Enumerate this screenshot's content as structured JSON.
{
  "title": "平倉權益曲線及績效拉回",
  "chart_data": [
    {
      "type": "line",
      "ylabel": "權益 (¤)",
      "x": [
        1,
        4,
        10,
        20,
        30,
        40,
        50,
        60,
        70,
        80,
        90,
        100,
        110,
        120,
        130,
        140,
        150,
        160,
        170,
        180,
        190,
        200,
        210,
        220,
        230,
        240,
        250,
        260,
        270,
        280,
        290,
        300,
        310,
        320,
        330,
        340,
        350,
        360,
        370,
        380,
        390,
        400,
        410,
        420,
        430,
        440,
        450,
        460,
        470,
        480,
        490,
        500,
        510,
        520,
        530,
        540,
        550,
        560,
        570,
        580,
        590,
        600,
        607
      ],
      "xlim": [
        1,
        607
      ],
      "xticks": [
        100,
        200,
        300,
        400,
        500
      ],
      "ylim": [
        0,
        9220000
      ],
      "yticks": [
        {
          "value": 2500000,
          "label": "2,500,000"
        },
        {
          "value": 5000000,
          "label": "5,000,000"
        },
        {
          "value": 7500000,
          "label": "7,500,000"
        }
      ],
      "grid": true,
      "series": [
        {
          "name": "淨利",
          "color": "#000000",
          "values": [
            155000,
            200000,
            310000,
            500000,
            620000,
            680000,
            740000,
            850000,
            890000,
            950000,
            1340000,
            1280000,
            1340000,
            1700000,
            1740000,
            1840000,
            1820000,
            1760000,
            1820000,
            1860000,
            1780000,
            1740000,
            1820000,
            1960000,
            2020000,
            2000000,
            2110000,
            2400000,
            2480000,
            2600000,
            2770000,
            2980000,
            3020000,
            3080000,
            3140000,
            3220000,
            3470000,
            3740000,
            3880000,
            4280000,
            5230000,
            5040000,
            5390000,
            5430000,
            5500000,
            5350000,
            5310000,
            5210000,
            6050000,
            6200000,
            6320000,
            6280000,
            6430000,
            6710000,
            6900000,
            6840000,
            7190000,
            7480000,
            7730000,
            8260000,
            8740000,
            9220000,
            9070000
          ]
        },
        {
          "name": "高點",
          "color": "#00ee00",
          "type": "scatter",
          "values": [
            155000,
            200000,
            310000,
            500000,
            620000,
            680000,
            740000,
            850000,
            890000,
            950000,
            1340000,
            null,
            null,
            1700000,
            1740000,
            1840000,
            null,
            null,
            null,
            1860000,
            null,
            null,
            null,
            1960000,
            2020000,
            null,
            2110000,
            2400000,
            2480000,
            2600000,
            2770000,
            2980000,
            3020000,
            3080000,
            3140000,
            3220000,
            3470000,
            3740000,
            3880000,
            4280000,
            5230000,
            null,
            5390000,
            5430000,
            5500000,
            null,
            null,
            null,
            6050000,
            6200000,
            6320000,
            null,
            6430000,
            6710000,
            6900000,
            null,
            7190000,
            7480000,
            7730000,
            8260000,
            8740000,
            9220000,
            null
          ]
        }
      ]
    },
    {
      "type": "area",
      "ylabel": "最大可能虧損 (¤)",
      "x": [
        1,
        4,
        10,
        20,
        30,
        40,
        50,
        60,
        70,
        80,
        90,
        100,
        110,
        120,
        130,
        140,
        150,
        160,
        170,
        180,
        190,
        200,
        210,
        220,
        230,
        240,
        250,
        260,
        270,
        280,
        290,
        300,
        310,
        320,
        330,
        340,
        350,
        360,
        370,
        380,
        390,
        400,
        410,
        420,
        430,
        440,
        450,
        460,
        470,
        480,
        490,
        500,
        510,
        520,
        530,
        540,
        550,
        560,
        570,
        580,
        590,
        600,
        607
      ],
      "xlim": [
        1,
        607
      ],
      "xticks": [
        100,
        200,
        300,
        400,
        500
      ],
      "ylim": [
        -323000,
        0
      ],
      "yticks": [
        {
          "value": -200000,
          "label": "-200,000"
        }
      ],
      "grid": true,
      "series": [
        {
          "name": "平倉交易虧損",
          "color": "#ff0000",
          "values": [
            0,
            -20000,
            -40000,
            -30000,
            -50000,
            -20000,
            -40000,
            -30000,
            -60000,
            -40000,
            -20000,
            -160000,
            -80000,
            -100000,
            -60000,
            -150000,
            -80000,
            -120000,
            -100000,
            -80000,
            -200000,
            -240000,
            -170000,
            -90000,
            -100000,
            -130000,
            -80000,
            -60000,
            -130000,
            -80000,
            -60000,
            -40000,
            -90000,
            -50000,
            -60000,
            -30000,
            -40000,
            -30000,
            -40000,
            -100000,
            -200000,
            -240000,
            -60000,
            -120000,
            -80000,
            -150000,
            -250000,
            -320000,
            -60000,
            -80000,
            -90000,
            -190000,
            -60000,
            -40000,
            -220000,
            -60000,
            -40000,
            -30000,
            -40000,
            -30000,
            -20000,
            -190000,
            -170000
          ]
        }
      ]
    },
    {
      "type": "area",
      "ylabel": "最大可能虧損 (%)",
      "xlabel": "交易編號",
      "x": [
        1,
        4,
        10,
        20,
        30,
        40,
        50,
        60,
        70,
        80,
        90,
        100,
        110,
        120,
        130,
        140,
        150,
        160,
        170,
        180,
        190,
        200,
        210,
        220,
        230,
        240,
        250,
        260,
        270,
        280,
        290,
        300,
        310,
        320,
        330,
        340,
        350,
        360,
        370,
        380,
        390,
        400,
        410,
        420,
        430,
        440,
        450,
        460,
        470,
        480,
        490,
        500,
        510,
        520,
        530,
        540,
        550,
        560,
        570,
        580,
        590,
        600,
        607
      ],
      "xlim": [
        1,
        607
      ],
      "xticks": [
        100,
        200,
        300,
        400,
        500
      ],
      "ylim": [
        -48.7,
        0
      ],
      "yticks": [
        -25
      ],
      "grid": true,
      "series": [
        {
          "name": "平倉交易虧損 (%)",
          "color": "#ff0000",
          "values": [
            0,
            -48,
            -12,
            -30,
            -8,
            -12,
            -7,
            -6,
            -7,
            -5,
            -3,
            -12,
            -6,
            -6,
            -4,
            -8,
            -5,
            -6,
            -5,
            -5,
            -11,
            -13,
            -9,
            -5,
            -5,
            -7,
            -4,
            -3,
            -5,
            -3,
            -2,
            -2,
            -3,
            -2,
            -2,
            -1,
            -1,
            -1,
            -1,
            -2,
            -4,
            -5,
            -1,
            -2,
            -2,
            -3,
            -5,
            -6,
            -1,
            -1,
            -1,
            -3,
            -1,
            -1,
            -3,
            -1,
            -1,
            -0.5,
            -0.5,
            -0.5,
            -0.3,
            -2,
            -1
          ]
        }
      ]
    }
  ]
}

★ ★ ★ ★ ★ ★ ★

[EXERCISE REQUIREMENTS] Pick out the lines that contain "type" and copy them.

[EXERCISE RESULT]
      "type": "line",
          "type": "scatter",
      "type": "area",
      "type": "area",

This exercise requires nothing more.